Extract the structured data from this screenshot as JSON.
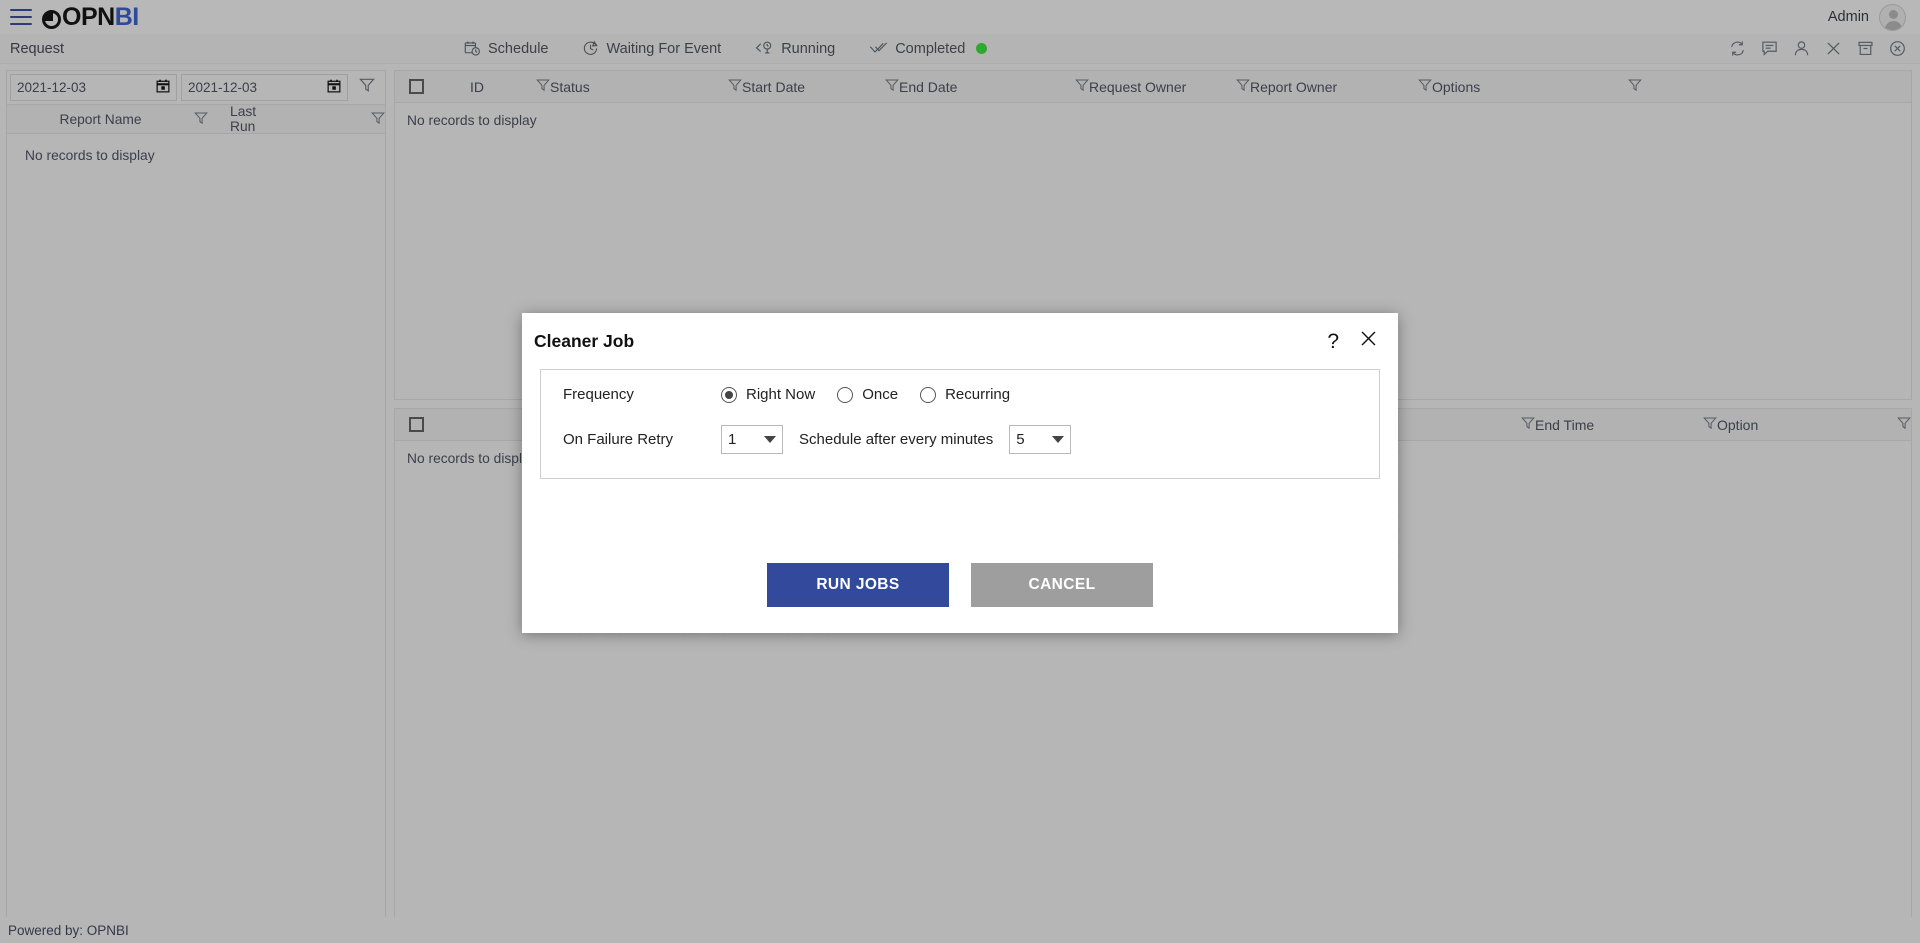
{
  "app": {
    "logo_text_dark": "OPN",
    "logo_text_accent": "BI",
    "accent_color": "#2d4b9a",
    "user_label": "Admin",
    "footer_text": "Powered by: OPNBI"
  },
  "subheader": {
    "breadcrumb": "Request",
    "tabs": [
      {
        "label": "Schedule",
        "icon": "calendar-clock-icon"
      },
      {
        "label": "Waiting For Event",
        "icon": "clock-icon"
      },
      {
        "label": "Running",
        "icon": "running-clock-icon"
      },
      {
        "label": "Completed",
        "icon": "double-check-icon",
        "status_color": "#2fa82f"
      }
    ],
    "tools": [
      {
        "name": "refresh-icon"
      },
      {
        "name": "comment-icon"
      },
      {
        "name": "user-icon"
      },
      {
        "name": "close-icon"
      },
      {
        "name": "archive-icon"
      },
      {
        "name": "circle-close-icon"
      }
    ]
  },
  "left_panel": {
    "date_from": "2021-12-03",
    "date_to": "2021-12-03",
    "columns": [
      "Report Name",
      "Last Run"
    ],
    "empty_text": "No records to display"
  },
  "top_table": {
    "columns": [
      "ID",
      "Status",
      "Start Date",
      "End Date",
      "Request Owner",
      "Report Owner",
      "Options"
    ],
    "empty_text": "No records to display"
  },
  "bottom_table": {
    "columns": [
      "End Time",
      "Option"
    ],
    "empty_text": "No records to display"
  },
  "modal": {
    "title": "Cleaner Job",
    "help_label": "?",
    "close_label": "✕",
    "frequency_label": "Frequency",
    "frequency_options": [
      {
        "label": "Right Now",
        "selected": true
      },
      {
        "label": "Once",
        "selected": false
      },
      {
        "label": "Recurring",
        "selected": false
      }
    ],
    "retry_label": "On Failure Retry",
    "retry_value": "1",
    "schedule_label": "Schedule after every minutes",
    "schedule_value": "5",
    "run_label": "RUN JOBS",
    "cancel_label": "CANCEL",
    "primary_color": "#33499c",
    "secondary_color": "#9e9e9e"
  }
}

######

EXERCISE TASK: Set down the material above as is, without any pictures.

WRITTEN ANSWER:
Extract the structured data from this screenshot as JSON.
{
  "app": {
    "logo_text_dark": "OPN",
    "logo_text_accent": "BI",
    "accent_color": "#2d4b9a",
    "user_label": "Admin",
    "footer_text": "Powered by: OPNBI"
  },
  "subheader": {
    "breadcrumb": "Request",
    "tabs": [
      {
        "label": "Schedule",
        "icon": "calendar-clock-icon"
      },
      {
        "label": "Waiting For Event",
        "icon": "clock-icon"
      },
      {
        "label": "Running",
        "icon": "running-clock-icon"
      },
      {
        "label": "Completed",
        "icon": "double-check-icon",
        "status_color": "#2fa82f"
      }
    ],
    "tools": [
      {
        "name": "refresh-icon"
      },
      {
        "name": "comment-icon"
      },
      {
        "name": "user-icon"
      },
      {
        "name": "close-icon"
      },
      {
        "name": "archive-icon"
      },
      {
        "name": "circle-close-icon"
      }
    ]
  },
  "left_panel": {
    "date_from": "2021-12-03",
    "date_to": "2021-12-03",
    "columns": [
      "Report Name",
      "Last Run"
    ],
    "empty_text": "No records to display"
  },
  "top_table": {
    "columns": [
      "ID",
      "Status",
      "Start Date",
      "End Date",
      "Request Owner",
      "Report Owner",
      "Options"
    ],
    "empty_text": "No records to display"
  },
  "bottom_table": {
    "columns": [
      "End Time",
      "Option"
    ],
    "empty_text": "No records to display"
  },
  "modal": {
    "title": "Cleaner Job",
    "help_label": "?",
    "close_label": "✕",
    "frequency_label": "Frequency",
    "frequency_options": [
      {
        "label": "Right Now",
        "selected": true
      },
      {
        "label": "Once",
        "selected": false
      },
      {
        "label": "Recurring",
        "selected": false
      }
    ],
    "retry_label": "On Failure Retry",
    "retry_value": "1",
    "schedule_label": "Schedule after every minutes",
    "schedule_value": "5",
    "run_label": "RUN JOBS",
    "cancel_label": "CANCEL",
    "primary_color": "#33499c",
    "secondary_color": "#9e9e9e"
  }
}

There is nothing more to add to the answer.